| Short problem |
Report only how many lines of the entries below contain the string "经营活动现金流净额".

| Dataset entries |
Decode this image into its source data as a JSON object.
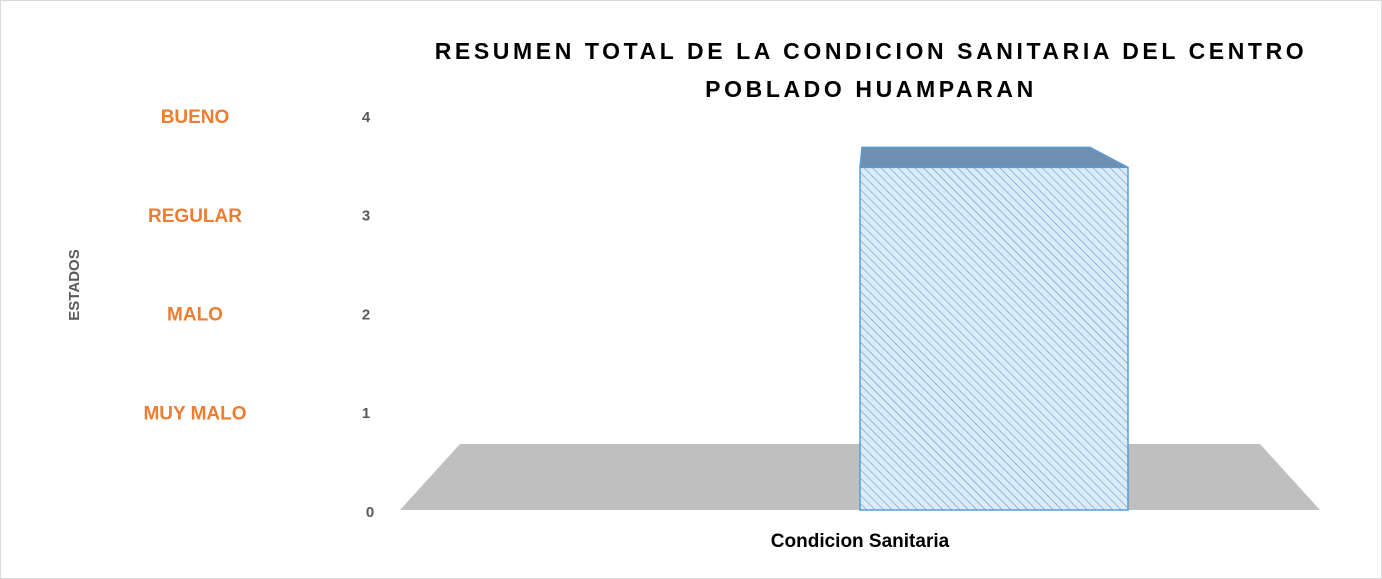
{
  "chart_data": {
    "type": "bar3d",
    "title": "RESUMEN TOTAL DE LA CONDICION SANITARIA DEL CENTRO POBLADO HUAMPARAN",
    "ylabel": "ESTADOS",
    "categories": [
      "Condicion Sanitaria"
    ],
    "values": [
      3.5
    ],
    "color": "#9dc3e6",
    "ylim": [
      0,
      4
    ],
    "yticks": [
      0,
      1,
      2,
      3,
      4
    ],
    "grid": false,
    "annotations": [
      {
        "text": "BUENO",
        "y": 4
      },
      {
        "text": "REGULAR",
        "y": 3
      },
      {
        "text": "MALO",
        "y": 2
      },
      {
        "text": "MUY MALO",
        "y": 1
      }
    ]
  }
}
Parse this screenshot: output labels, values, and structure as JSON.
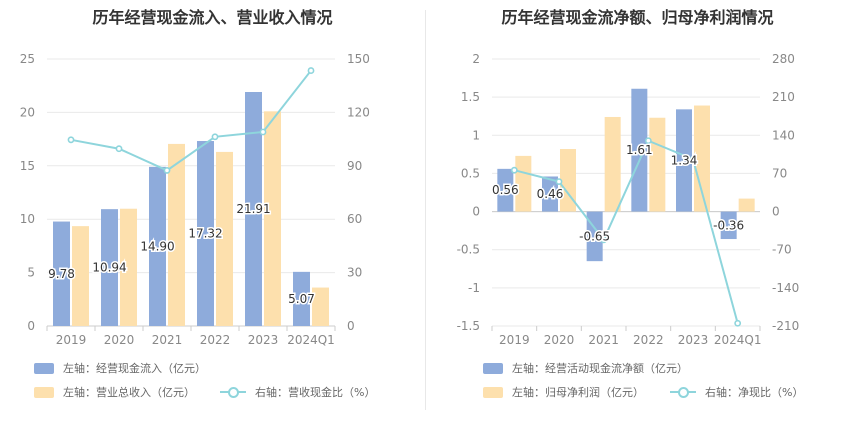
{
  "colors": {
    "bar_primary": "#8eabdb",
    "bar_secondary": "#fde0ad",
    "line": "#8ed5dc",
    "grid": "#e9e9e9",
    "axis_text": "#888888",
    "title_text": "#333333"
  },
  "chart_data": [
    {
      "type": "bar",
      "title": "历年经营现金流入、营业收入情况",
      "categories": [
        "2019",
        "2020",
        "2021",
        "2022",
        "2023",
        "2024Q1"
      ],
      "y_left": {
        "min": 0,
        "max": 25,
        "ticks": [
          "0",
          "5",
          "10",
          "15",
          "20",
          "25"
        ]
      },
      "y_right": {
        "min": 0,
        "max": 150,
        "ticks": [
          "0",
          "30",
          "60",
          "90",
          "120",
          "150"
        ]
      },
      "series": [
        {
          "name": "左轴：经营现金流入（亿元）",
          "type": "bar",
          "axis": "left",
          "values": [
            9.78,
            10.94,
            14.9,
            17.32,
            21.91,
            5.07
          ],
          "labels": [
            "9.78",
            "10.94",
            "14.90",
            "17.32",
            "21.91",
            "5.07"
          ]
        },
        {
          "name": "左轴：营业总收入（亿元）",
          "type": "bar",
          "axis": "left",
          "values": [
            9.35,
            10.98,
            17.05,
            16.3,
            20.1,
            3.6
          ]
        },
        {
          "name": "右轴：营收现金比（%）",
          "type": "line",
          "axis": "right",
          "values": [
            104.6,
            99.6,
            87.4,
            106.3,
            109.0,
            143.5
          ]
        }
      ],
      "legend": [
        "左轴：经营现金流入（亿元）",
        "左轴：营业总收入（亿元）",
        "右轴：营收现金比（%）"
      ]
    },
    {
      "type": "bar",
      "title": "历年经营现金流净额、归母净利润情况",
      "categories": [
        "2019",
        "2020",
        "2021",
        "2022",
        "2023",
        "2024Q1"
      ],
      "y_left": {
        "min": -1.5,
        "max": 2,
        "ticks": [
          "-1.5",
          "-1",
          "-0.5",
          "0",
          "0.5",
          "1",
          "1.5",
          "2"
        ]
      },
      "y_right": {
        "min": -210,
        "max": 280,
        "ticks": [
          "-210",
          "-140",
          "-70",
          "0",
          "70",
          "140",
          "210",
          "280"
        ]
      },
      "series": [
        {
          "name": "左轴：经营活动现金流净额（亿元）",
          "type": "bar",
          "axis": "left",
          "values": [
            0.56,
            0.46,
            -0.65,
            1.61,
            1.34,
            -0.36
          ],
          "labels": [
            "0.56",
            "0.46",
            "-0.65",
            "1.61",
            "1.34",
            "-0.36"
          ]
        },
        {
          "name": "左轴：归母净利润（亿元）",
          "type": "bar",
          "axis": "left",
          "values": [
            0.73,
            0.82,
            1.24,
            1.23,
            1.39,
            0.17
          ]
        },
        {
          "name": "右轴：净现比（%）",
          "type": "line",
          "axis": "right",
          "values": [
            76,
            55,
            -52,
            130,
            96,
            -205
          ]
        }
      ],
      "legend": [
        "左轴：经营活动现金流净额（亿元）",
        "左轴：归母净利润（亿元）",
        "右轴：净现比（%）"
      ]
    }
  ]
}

| Exercise solution |
2